> **PROBLEM SET**:
**a)** Name every place the passage about Lawrence Weiner's book gives as somewhere his sentences can be seen.
**b)** In the passage about Lawrence Weiner's book, write out everything from "The project initially" down to "relationship to objects.", putting "beginning readers" in place of "young readers".

> **SELECTED EXCERPT**:
▼▼▼

Three words and seven letters on the cover particularly stand out, at least in terms of color. Not to worry, otherwise everything is in order – well, more or less everything. For when the American artist Lawrence Weiner, who was born in 1942 in the Bronx, New York, gives attention to something, he activates our power of imagination and addresses people’s relationships to objects. “Something to put something on” is the name of Weiner’s book, published by Steidl Verlag, which vividly shows his way of using language and at the same time proves that things are not quite as simple as they seem.

Lawrence Weiner’s preferred medium is language. Nevertheless, he describes his works as sculptures. His sentences, in large letters and always in perfect typographical form, inevitably conjure up ideas. We can see them in very different places; on the wall of a gallery, on the portico of a museum or in an exhibition hall, on a piece of paper, a T-shirt or in the middle of a public space. Weiner prefers above all commercial galleries, because there the public mostly comes directly from the street into a room where you can look around unselfconsciously. “People can find something, use it, and if not, they can do what they like, they can laugh or just leave.” He thinks the same of books: “That is the lovely thing about a book, it does not force anything on you, it only presents something. If it is useful, people will pass it on to others.”

The book starts with a red dot surrounded by a thin black line in the middle of the page. Next to it we read, in blue uppercase letters, “There is something I want to show to you.” Underneath, in red letters, “How shall I know what it is?” And that’s it, we are transfixed. The language defies quick consumption. Someone obviously wants to show us something – and yet only shows us the sentence which this promises. And then he does not even know what he wants to show us. Or is it perhaps a dialog, a conversation between blue and red? Be it “you”, “me” or “something or other”, it is staring us in the face – it’s the thing on the table.

The project initially started as a practice piece ten years ago, whereby the book was intended primarily for young readers. However, there is no pigeonholing it in the usual manner anyway, for it is both an artist’s book and a children’s book. Yet above all it asks philosophical questions and steers our thoughts in new directions using red, blue and orange sentences, by asking us about our relationship to objects.

▲▲▲

> **DATA**:
▼▼▼

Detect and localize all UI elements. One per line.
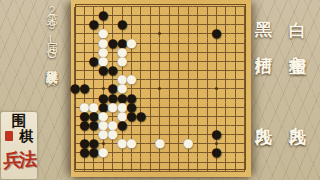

▲▲▲

> **EXPECTED RESULTS**:
**a)**
- the wall of a gallery
- the portico of a museum
- an exhibition hall
- a piece of paper
- a T-shirt
- the middle of a public space

**b)**
The project initially started as a practice piece ten years ago, whereby the book was intended primarily for beginning readers. However, there is no pigeonholing it in the usual manner anyway, for it is both an artist’s book and a children’s book. Yet above all it asks philosophical questions and steers our thoughts in new directions using red, blue and orange sentences, by asking us about our relationship to objects.